• AIM: Return every record below exactly as written, omitting any pictures.

• DATASET ROWS:
┄┄┄┄┄┄┄┄┄┄
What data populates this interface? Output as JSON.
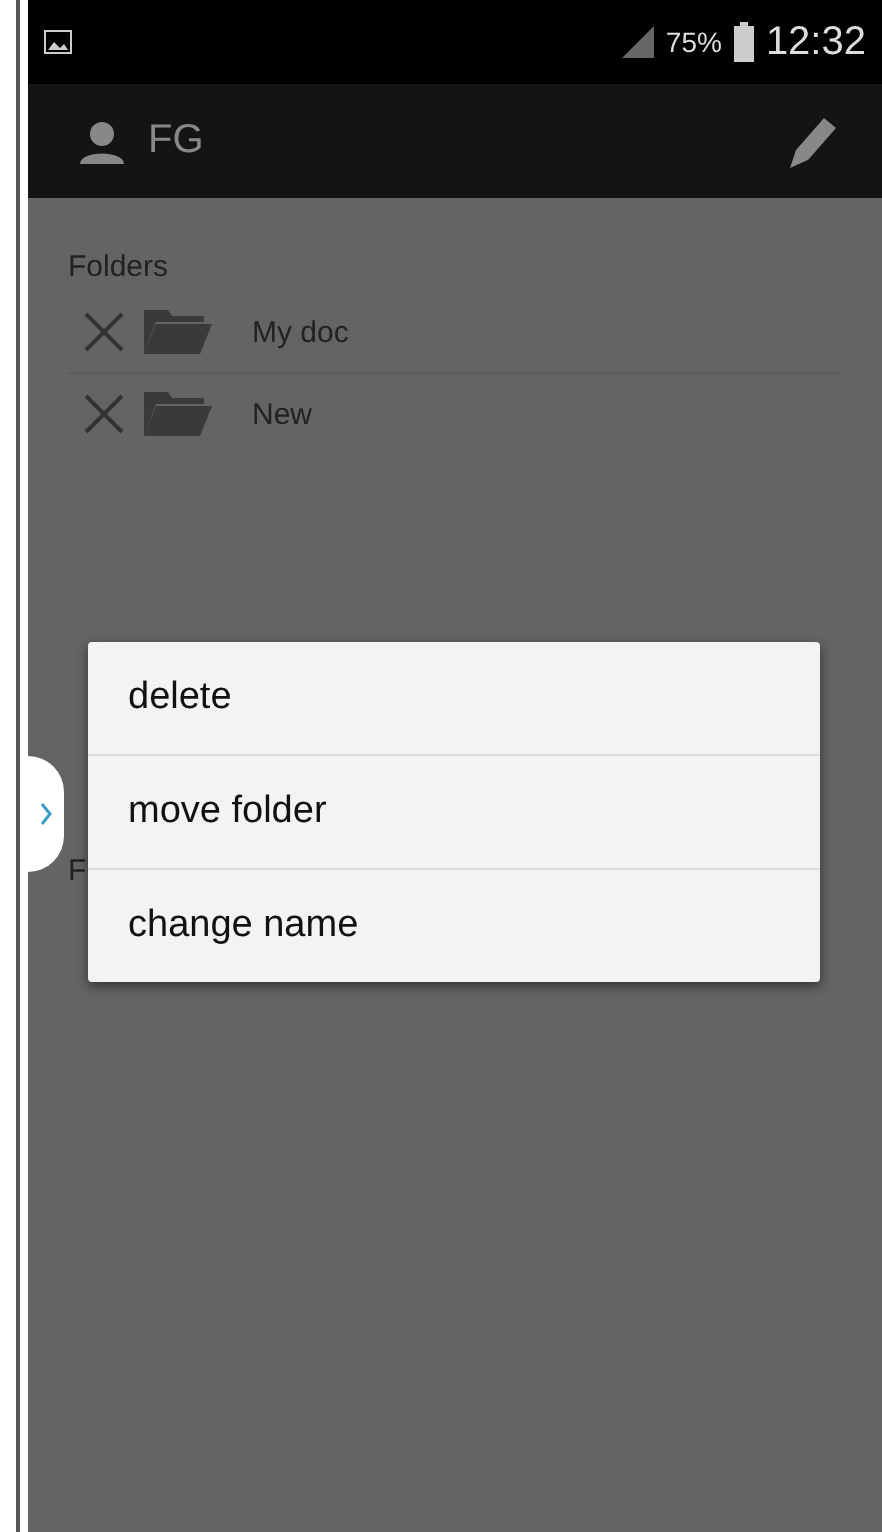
{
  "status_bar": {
    "battery": "75%",
    "time": "12:32"
  },
  "action_bar": {
    "title": "FG"
  },
  "sections": [
    {
      "title": "Folders",
      "folders": [
        {
          "name": "My doc"
        },
        {
          "name": "New"
        }
      ]
    },
    {
      "title": "F"
    }
  ],
  "context_menu": {
    "items": [
      {
        "label": "delete"
      },
      {
        "label": "move folder"
      },
      {
        "label": "change name"
      }
    ]
  }
}
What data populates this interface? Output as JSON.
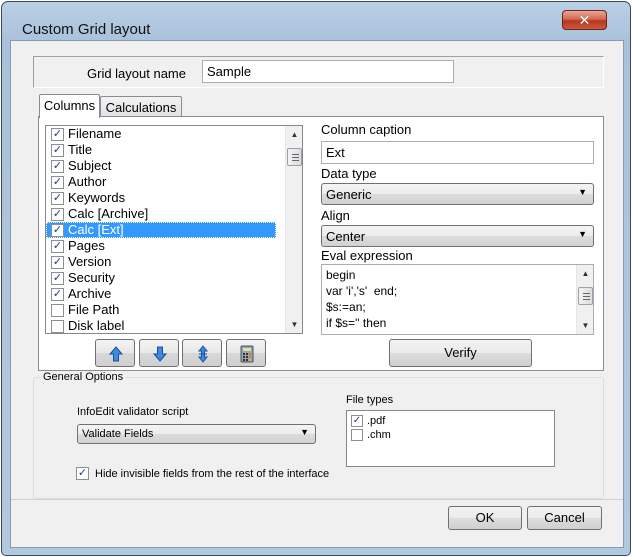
┄┄┄┄┄┄┄┄┄┄
• OUTPUT:
What data populates this interface? Output as JSON.
{
  "status_bar": {
    "battery": "75%",
    "time": "12:32"
  },
  "action_bar": {
    "title": "FG"
  },
  "sections": [
    {
      "title": "Folders",
      "folders": [
        {
          "name": "My doc"
        },
        {
          "name": "New"
        }
      ]
    },
    {
      "title": "F"
    }
  ],
  "context_menu": {
    "items": [
      {
        "label": "delete"
      },
      {
        "label": "move folder"
      },
      {
        "label": "change name"
      }
    ]
  }
}
What data populates this interface? Output as JSON.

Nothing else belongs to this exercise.